• DIRECTIONS FOR THIS TASK: Copy every line of the data that contains the string "date".
RECORDS SUPPLIED start
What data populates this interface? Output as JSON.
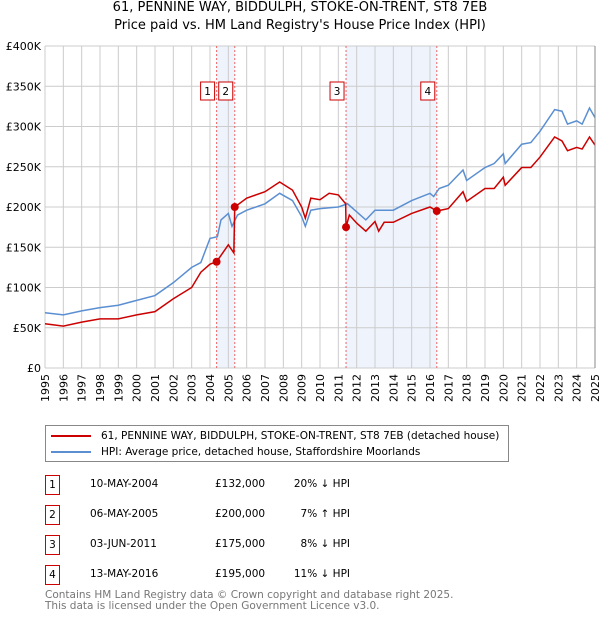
{
  "title": "61, PENNINE WAY, BIDDULPH, STOKE-ON-TRENT, ST8 7EB",
  "subtitle": "Price paid vs. HM Land Registry's House Price Index (HPI)",
  "chart_data": {
    "type": "line",
    "ylim": [
      0,
      400000
    ],
    "xlim": [
      1995,
      2025
    ],
    "yticks": [
      {
        "v": 0,
        "label": "£0"
      },
      {
        "v": 50000,
        "label": "£50K"
      },
      {
        "v": 100000,
        "label": "£100K"
      },
      {
        "v": 150000,
        "label": "£150K"
      },
      {
        "v": 200000,
        "label": "£200K"
      },
      {
        "v": 250000,
        "label": "£250K"
      },
      {
        "v": 300000,
        "label": "£300K"
      },
      {
        "v": 350000,
        "label": "£350K"
      },
      {
        "v": 400000,
        "label": "£400K"
      }
    ],
    "xticks": [
      "1995",
      "1996",
      "1997",
      "1998",
      "1999",
      "2000",
      "2001",
      "2002",
      "2003",
      "2004",
      "2005",
      "2006",
      "2007",
      "2008",
      "2009",
      "2010",
      "2011",
      "2012",
      "2013",
      "2014",
      "2015",
      "2016",
      "2017",
      "2018",
      "2019",
      "2020",
      "2021",
      "2022",
      "2023",
      "2024",
      "2025"
    ],
    "colors": {
      "property": "#cc0000",
      "hpi": "#5b8fd1",
      "shade": "#eef3fc"
    },
    "series": [
      {
        "name": "property",
        "x": [
          1995,
          1996,
          1997,
          1998,
          1999,
          2000,
          2001,
          2002,
          2003,
          2003.5,
          2004,
          2004.36,
          2005,
          2005.3,
          2005.35,
          2006,
          2007,
          2007.8,
          2008.5,
          2009,
          2009.2,
          2009.5,
          2010,
          2010.5,
          2011,
          2011.4,
          2011.42,
          2011.6,
          2012,
          2012.5,
          2013,
          2013.2,
          2013.5,
          2014,
          2015,
          2016,
          2016.37,
          2017,
          2017.8,
          2018,
          2019,
          2019.5,
          2020,
          2020.1,
          2021,
          2021.5,
          2022,
          2022.8,
          2023.2,
          2023.5,
          2024,
          2024.3,
          2024.7,
          2025
        ],
        "y": [
          55000,
          52000,
          57000,
          61000,
          61000,
          66000,
          70000,
          86000,
          100000,
          119000,
          129000,
          132000,
          153000,
          143000,
          200000,
          211000,
          219000,
          231000,
          221000,
          200000,
          186000,
          211000,
          209000,
          217000,
          215000,
          204000,
          175000,
          190000,
          180000,
          170000,
          182000,
          170000,
          181000,
          181000,
          192000,
          200000,
          195000,
          198000,
          219000,
          207000,
          223000,
          223000,
          237000,
          227000,
          249000,
          249000,
          262000,
          287000,
          282000,
          270000,
          274000,
          272000,
          287000,
          277000
        ]
      },
      {
        "name": "hpi",
        "x": [
          1995,
          1996,
          1997,
          1998,
          1999,
          2000,
          2001,
          2002,
          2003,
          2003.5,
          2004,
          2004.4,
          2004.6,
          2005,
          2005.2,
          2005.5,
          2006,
          2007,
          2007.8,
          2008.5,
          2009,
          2009.2,
          2009.5,
          2010,
          2011,
          2011.5,
          2012,
          2012.5,
          2013,
          2014,
          2015,
          2016,
          2016.2,
          2016.5,
          2017,
          2017.8,
          2018,
          2019,
          2019.5,
          2020,
          2020.1,
          2021,
          2021.5,
          2022,
          2022.8,
          2023.2,
          2023.5,
          2024,
          2024.3,
          2024.7,
          2025
        ],
        "y": [
          68700,
          66000,
          71000,
          75000,
          78000,
          84000,
          90000,
          106000,
          125000,
          131000,
          161000,
          163000,
          184000,
          192000,
          176000,
          190000,
          196000,
          204000,
          217000,
          208000,
          188000,
          176000,
          196000,
          198000,
          200000,
          204000,
          194000,
          184000,
          196000,
          196000,
          208000,
          217000,
          213000,
          223000,
          227000,
          246000,
          233000,
          249000,
          254000,
          266000,
          254000,
          278000,
          280000,
          294000,
          321000,
          319000,
          303000,
          307000,
          303000,
          323000,
          311000
        ]
      }
    ],
    "sales": [
      {
        "n": "1",
        "x": 2004.36,
        "y": 132000,
        "date": "10-MAY-2004",
        "price": "£132,000",
        "hpi": "20% ↓ HPI"
      },
      {
        "n": "2",
        "x": 2005.35,
        "y": 200000,
        "date": "06-MAY-2005",
        "price": "£200,000",
        "hpi": "7% ↑ HPI"
      },
      {
        "n": "3",
        "x": 2011.42,
        "y": 175000,
        "date": "03-JUN-2011",
        "price": "£175,000",
        "hpi": "8% ↓ HPI"
      },
      {
        "n": "4",
        "x": 2016.37,
        "y": 195000,
        "date": "13-MAY-2016",
        "price": "£195,000",
        "hpi": "11% ↓ HPI"
      }
    ],
    "legend": [
      "61, PENNINE WAY, BIDDULPH, STOKE-ON-TRENT, ST8 7EB (detached house)",
      "HPI: Average price, detached house, Staffordshire Moorlands"
    ]
  },
  "footer": [
    "Contains HM Land Registry data © Crown copyright and database right 2025.",
    "This data is licensed under the Open Government Licence v3.0."
  ]
}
RECORDS SUPPLIED end
• RESULT BELOW:
        "date": "10-MAY-2004",
        "date": "06-MAY-2005",
        "date": "03-JUN-2011",
        "date": "13-MAY-2016",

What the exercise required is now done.